• TASK BRIEF:
Look for "Years" in the listing below. Gather each line that contains it.
-- START OF RECORD LIST --
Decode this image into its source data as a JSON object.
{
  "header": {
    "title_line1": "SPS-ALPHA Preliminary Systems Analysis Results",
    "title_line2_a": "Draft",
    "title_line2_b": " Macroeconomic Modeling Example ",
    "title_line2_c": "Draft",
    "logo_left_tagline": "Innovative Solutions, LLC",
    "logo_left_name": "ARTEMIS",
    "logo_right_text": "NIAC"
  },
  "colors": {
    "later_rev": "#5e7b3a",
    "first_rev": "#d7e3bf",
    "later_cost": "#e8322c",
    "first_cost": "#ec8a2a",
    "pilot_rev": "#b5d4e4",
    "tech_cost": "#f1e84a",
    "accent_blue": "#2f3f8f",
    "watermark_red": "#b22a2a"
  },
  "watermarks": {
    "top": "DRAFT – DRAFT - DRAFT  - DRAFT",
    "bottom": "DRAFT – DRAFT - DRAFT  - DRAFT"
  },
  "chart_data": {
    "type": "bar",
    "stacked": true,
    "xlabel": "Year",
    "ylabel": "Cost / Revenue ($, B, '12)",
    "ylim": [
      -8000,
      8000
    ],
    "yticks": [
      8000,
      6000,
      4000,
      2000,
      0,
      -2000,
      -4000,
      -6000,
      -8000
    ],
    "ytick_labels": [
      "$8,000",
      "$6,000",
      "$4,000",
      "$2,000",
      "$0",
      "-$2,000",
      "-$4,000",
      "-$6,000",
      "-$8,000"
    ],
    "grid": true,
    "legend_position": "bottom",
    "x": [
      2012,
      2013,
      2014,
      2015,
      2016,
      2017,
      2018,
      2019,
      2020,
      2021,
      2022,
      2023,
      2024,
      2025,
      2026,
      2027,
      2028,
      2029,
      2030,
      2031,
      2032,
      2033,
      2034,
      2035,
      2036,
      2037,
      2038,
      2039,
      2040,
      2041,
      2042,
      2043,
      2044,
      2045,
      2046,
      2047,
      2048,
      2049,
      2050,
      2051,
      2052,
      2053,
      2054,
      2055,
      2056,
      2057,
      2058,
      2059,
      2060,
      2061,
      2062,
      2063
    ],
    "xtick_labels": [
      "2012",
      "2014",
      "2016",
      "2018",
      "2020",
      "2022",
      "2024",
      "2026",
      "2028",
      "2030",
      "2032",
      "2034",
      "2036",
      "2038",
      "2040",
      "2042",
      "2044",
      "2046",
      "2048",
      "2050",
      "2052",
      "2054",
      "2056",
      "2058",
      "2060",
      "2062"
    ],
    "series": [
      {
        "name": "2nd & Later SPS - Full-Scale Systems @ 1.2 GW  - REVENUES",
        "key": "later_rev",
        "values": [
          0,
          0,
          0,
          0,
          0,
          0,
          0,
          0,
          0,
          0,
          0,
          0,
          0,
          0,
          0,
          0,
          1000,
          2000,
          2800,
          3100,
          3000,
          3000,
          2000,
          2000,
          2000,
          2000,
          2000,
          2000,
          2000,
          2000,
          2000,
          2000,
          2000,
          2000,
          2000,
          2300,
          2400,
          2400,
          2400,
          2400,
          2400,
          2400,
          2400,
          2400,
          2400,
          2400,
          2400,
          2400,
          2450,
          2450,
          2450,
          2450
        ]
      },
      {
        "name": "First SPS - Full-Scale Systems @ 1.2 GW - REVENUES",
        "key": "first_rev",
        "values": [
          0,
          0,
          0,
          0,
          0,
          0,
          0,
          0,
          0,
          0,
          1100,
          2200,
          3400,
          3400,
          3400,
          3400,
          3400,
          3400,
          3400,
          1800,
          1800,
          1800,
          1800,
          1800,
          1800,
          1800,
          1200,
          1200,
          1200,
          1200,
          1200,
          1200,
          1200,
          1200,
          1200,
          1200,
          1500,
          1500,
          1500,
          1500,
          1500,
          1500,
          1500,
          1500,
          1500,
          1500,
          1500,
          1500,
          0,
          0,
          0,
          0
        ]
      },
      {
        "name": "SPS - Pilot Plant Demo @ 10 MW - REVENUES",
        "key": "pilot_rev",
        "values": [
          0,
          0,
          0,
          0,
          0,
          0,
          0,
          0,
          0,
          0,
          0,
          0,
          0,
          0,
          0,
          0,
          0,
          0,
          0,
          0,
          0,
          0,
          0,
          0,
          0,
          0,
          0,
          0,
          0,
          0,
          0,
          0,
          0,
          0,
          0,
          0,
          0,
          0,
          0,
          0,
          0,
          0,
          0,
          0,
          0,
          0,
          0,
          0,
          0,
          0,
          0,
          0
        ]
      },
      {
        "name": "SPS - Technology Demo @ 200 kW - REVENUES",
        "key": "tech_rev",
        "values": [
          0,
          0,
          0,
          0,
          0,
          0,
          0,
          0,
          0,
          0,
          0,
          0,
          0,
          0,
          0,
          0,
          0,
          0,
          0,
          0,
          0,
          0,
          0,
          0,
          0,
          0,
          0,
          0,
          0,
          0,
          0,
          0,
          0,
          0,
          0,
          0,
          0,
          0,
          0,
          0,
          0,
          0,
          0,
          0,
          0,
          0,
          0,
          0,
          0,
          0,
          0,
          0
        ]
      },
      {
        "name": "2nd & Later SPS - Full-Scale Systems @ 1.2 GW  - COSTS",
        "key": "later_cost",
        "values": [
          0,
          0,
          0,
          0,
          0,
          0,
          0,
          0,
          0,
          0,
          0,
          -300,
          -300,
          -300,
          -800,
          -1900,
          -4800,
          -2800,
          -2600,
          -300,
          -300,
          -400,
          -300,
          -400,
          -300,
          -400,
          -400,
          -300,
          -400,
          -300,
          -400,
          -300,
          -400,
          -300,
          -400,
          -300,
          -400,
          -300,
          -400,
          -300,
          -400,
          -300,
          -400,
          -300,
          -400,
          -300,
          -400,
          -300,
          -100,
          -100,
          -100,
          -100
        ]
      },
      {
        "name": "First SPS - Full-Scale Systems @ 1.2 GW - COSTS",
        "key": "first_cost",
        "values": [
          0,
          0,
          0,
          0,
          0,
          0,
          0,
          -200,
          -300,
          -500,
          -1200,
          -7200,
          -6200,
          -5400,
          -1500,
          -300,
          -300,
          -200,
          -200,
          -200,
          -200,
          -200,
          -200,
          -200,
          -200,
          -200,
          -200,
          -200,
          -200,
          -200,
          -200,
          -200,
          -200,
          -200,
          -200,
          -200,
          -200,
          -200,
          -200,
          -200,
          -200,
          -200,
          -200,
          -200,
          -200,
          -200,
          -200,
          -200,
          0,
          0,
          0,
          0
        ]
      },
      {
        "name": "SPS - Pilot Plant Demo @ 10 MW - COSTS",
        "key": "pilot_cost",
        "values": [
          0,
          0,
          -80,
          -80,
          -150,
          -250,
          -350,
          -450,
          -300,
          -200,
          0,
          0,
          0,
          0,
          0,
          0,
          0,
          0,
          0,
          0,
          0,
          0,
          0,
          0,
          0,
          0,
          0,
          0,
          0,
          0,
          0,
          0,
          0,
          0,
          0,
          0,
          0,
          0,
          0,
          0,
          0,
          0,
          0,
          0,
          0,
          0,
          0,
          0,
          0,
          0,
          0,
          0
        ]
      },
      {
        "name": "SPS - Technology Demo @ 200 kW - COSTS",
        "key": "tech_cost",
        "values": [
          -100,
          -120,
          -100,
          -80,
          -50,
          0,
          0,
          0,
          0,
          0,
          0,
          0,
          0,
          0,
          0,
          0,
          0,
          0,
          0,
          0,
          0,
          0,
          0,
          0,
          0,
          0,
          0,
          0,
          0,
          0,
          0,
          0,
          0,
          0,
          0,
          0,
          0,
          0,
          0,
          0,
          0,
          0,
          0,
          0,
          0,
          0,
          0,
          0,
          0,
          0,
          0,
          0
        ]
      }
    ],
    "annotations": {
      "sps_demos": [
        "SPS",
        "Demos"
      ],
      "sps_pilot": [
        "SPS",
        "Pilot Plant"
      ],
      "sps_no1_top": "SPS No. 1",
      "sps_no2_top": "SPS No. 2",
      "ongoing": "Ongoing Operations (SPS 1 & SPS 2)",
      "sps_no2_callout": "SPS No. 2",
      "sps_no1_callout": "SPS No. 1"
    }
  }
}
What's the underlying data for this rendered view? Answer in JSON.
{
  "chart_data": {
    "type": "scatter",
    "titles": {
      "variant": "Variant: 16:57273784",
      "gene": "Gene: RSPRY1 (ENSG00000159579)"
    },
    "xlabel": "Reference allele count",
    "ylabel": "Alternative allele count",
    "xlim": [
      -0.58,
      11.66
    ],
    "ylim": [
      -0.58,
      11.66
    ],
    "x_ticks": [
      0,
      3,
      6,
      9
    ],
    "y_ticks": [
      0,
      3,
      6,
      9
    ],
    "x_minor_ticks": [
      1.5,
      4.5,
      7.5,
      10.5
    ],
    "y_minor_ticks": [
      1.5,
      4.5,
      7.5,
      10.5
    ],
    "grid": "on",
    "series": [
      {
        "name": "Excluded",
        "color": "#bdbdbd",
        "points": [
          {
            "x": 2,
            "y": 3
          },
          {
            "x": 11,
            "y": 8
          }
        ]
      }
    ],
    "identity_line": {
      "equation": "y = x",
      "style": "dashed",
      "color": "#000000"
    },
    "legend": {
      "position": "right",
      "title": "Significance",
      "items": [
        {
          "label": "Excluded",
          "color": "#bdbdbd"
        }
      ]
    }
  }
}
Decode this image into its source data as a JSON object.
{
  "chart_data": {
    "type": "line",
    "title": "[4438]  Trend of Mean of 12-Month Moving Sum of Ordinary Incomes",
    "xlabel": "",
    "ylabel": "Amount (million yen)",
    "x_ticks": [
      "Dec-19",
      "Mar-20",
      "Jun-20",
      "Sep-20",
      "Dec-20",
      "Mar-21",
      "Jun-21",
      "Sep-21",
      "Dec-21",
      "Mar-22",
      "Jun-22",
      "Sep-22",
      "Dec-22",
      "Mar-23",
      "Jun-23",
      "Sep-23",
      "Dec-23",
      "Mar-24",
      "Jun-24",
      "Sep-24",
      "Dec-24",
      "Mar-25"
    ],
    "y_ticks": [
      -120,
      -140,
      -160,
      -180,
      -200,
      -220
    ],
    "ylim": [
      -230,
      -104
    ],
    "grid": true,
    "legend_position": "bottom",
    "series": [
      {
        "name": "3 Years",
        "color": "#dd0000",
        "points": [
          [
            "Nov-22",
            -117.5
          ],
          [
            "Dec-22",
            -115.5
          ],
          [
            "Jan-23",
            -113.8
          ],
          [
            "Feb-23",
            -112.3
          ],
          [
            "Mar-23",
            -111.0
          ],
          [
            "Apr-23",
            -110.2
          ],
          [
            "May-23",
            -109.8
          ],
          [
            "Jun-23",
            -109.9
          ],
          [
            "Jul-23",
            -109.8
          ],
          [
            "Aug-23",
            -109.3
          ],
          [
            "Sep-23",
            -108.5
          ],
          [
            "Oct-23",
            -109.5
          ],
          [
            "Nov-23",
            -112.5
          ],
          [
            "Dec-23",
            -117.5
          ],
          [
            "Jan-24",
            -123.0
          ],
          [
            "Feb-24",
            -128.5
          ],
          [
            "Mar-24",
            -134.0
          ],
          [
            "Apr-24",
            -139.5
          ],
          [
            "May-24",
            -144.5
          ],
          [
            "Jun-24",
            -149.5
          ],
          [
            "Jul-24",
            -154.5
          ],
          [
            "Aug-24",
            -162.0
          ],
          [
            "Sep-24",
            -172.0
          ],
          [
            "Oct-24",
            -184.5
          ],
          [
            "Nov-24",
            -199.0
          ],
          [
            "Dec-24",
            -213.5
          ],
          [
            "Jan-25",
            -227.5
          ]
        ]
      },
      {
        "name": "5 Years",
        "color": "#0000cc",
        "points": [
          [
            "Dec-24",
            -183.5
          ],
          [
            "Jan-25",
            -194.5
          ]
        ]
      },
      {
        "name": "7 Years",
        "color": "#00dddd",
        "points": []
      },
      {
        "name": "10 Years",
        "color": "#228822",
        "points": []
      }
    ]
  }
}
-- END OF RECORD LIST --
• THE REPLY:
        "name": "3 Years",
        "name": "5 Years",
        "name": "7 Years",
        "name": "10 Years",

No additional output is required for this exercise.